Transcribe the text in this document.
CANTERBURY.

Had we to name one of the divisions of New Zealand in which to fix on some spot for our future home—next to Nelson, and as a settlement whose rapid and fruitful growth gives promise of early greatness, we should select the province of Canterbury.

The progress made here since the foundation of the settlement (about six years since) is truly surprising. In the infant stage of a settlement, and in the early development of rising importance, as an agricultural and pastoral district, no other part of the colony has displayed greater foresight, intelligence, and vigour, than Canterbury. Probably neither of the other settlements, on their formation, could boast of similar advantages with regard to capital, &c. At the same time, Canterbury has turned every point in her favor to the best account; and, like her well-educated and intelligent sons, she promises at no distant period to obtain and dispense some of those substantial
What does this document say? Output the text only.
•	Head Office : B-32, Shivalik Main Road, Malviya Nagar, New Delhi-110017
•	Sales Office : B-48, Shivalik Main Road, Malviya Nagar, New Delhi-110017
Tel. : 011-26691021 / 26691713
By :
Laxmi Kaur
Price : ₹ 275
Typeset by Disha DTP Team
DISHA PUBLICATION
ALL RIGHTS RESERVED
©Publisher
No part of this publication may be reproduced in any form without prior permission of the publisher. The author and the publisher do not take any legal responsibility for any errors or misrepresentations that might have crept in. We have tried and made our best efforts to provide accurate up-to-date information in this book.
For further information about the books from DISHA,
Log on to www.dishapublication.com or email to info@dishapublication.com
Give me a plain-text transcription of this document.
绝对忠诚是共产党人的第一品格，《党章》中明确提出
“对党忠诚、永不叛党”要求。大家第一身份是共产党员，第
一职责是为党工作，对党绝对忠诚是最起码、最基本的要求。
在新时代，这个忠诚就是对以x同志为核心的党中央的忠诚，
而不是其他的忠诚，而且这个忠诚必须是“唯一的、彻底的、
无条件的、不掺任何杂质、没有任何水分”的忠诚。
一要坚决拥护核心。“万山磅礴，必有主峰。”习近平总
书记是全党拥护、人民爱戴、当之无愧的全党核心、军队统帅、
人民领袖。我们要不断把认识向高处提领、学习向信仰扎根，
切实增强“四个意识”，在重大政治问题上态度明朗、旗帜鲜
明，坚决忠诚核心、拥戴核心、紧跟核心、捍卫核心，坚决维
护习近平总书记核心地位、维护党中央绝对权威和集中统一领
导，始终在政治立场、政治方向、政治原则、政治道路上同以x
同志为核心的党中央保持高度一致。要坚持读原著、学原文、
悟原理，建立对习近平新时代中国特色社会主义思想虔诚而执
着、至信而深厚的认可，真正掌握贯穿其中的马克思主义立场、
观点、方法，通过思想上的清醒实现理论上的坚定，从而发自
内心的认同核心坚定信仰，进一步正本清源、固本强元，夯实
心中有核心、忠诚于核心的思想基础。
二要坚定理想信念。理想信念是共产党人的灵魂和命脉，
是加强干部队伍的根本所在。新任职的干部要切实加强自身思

> [Set problem] Restate the whole of the material exactly.

> [Answer to the problem]
Transcribe the text in this document.
CANTERBURY.

Had we to name one of the divisions of New Zealand in which to fix on some spot for our future home—next to Nelson, and as a settlement whose rapid and fruitful growth gives promise of early greatness, we should select the province of Canterbury.

The progress made here since the foundation of the settlement (about six years since) is truly surprising. In the infant stage of a settlement, and in the early development of rising importance, as an agricultural and pastoral district, no other part of the colony has displayed greater foresight, intelligence, and vigour, than Canterbury. Probably neither of the other settlements, on their formation, could boast of similar advantages with regard to capital, &c. At the same time, Canterbury has turned every point in her favor to the best account; and, like her well-educated and intelligent sons, she promises at no distant period to obtain and dispense some of those substantial
What does this document say? Output the text only.
•	Head Office : B-32, Shivalik Main Road, Malviya Nagar, New Delhi-110017
•	Sales Office : B-48, Shivalik Main Road, Malviya Nagar, New Delhi-110017
Tel. : 011-26691021 / 26691713
By :
Laxmi Kaur
Price : ₹ 275
Typeset by Disha DTP Team
DISHA PUBLICATION
ALL RIGHTS RESERVED
©Publisher
No part of this publication may be reproduced in any form without prior permission of the publisher. The author and the publisher do not take any legal responsibility for any errors or misrepresentations that might have crept in. We have tried and made our best efforts to provide accurate up-to-date information in this book.
For further information about the books from DISHA,
Log on to www.dishapublication.com or email to info@dishapublication.com
Give me a plain-text transcription of this document.
绝对忠诚是共产党人的第一品格，《党章》中明确提出
“对党忠诚、永不叛党”要求。大家第一身份是共产党员，第
一职责是为党工作，对党绝对忠诚是最起码、最基本的要求。
在新时代，这个忠诚就是对以x同志为核心的党中央的忠诚，
而不是其他的忠诚，而且这个忠诚必须是“唯一的、彻底的、
无条件的、不掺任何杂质、没有任何水分”的忠诚。
一要坚决拥护核心。“万山磅礴，必有主峰。”习近平总
书记是全党拥护、人民爱戴、当之无愧的全党核心、军队统帅、
人民领袖。我们要不断把认识向高处提领、学习向信仰扎根，
切实增强“四个意识”，在重大政治问题上态度明朗、旗帜鲜
明，坚决忠诚核心、拥戴核心、紧跟核心、捍卫核心，坚决维
护习近平总书记核心地位、维护党中央绝对权威和集中统一领
导，始终在政治立场、政治方向、政治原则、政治道路上同以x
同志为核心的党中央保持高度一致。要坚持读原著、学原文、
悟原理，建立对习近平新时代中国特色社会主义思想虔诚而执
着、至信而深厚的认可，真正掌握贯穿其中的马克思主义立场、
观点、方法，通过思想上的清醒实现理论上的坚定，从而发自
内心的认同核心坚定信仰，进一步正本清源、固本强元，夯实
心中有核心、忠诚于核心的思想基础。
二要坚定理想信念。理想信念是共产党人的灵魂和命脉，
是加强干部队伍的根本所在。新任职的干部要切实加强自身思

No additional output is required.